Raw records:
[Begin]

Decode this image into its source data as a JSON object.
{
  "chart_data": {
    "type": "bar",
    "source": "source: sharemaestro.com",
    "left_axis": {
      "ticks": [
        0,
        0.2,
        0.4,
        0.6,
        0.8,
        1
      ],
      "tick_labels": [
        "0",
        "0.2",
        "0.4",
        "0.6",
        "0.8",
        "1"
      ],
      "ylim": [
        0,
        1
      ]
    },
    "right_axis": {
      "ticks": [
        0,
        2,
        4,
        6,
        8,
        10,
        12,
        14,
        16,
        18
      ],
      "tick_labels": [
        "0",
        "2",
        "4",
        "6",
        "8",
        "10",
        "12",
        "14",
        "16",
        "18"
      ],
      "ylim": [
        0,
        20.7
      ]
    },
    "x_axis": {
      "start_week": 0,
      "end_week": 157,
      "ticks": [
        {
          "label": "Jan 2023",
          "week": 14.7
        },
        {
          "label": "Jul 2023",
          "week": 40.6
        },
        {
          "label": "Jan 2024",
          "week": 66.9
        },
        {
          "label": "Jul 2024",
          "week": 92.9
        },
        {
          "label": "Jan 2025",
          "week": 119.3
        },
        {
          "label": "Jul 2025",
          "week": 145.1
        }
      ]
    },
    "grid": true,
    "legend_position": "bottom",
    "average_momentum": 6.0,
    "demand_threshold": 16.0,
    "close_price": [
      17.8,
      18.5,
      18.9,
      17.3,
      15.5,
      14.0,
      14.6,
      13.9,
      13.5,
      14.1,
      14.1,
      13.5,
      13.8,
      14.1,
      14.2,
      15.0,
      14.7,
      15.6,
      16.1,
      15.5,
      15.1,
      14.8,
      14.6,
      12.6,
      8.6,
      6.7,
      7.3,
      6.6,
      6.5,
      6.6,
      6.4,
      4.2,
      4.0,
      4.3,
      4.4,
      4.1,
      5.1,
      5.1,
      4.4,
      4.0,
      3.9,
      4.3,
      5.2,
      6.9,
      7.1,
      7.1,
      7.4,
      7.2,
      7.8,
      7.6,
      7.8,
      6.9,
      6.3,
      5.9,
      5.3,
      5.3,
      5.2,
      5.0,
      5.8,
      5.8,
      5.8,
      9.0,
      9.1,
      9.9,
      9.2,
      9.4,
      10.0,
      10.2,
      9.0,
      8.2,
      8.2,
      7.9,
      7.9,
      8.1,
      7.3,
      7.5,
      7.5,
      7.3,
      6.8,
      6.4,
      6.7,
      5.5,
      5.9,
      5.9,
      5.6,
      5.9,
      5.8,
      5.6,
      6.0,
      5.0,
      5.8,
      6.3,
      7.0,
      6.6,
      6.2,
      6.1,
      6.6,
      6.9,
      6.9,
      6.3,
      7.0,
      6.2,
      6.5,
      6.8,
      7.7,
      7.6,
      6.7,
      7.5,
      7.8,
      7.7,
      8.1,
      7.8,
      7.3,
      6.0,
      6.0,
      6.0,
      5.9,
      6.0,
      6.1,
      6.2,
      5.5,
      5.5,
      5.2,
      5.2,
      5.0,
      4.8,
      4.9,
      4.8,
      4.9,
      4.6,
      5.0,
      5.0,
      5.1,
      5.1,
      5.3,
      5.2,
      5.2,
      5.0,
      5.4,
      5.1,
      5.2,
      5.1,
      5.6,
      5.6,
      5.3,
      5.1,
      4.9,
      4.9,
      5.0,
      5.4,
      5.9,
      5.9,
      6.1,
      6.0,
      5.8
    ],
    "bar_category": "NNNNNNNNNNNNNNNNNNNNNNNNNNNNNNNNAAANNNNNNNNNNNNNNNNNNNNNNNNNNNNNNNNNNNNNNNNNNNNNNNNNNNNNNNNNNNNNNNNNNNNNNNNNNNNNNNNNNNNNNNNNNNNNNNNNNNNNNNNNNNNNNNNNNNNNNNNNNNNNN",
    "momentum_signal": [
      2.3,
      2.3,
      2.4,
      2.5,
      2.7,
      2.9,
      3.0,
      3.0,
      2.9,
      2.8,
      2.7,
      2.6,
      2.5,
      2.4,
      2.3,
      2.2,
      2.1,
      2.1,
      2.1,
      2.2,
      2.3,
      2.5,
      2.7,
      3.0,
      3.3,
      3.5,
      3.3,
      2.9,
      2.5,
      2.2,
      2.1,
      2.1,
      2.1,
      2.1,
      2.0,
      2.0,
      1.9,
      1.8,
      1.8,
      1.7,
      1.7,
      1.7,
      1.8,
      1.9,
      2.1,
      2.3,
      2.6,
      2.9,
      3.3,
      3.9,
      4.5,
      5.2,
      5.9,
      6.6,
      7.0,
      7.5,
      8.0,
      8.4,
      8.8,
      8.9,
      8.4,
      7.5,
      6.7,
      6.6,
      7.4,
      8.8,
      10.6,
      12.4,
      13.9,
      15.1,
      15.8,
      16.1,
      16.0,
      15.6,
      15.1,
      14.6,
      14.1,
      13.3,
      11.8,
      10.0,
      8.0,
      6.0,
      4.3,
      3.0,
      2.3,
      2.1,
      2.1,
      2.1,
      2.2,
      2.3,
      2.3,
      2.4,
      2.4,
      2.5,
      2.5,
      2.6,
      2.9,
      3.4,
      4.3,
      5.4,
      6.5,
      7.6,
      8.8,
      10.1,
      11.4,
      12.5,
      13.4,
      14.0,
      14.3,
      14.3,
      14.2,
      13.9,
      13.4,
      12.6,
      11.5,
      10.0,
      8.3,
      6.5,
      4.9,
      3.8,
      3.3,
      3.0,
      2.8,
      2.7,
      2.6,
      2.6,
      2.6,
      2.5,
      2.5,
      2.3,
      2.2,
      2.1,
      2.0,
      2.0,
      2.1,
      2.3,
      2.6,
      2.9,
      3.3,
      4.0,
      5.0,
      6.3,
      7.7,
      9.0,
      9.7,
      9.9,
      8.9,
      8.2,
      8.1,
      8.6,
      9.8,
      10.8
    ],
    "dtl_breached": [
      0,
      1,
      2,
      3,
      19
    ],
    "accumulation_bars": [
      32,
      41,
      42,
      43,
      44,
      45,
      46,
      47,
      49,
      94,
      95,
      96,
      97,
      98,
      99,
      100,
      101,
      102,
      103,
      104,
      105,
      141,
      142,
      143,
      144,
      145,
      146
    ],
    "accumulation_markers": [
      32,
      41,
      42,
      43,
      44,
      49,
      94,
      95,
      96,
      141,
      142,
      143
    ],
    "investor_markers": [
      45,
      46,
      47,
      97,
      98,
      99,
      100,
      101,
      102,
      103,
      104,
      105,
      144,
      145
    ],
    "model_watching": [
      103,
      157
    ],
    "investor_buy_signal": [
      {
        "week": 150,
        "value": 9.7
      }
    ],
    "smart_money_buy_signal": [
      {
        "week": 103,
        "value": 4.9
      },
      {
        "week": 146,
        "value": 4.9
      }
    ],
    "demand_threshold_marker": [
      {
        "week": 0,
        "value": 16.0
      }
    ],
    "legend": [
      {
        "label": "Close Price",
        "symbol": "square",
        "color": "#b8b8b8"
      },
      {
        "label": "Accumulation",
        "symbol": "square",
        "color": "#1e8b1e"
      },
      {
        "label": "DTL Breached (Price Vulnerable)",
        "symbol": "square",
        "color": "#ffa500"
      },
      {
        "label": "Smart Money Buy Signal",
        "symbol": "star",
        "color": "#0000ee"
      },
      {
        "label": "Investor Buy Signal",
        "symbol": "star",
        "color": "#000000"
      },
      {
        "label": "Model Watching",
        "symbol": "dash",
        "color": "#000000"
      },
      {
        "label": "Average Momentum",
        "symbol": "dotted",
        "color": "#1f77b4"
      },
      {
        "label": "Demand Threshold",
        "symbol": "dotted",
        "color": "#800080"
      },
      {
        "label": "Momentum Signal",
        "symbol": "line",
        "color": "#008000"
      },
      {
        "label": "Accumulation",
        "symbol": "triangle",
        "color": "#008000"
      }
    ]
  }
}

[End]

Exercise instructions:
Using the records above, gather all lines where the string "color" is present.

The response:
        "color": "#b8b8b8"
        "color": "#1e8b1e"
        "color": "#ffa500"
        "color": "#0000ee"
        "color": "#000000"
        "color": "#000000"
        "color": "#1f77b4"
        "color": "#800080"
        "color": "#008000"
        "color": "#008000"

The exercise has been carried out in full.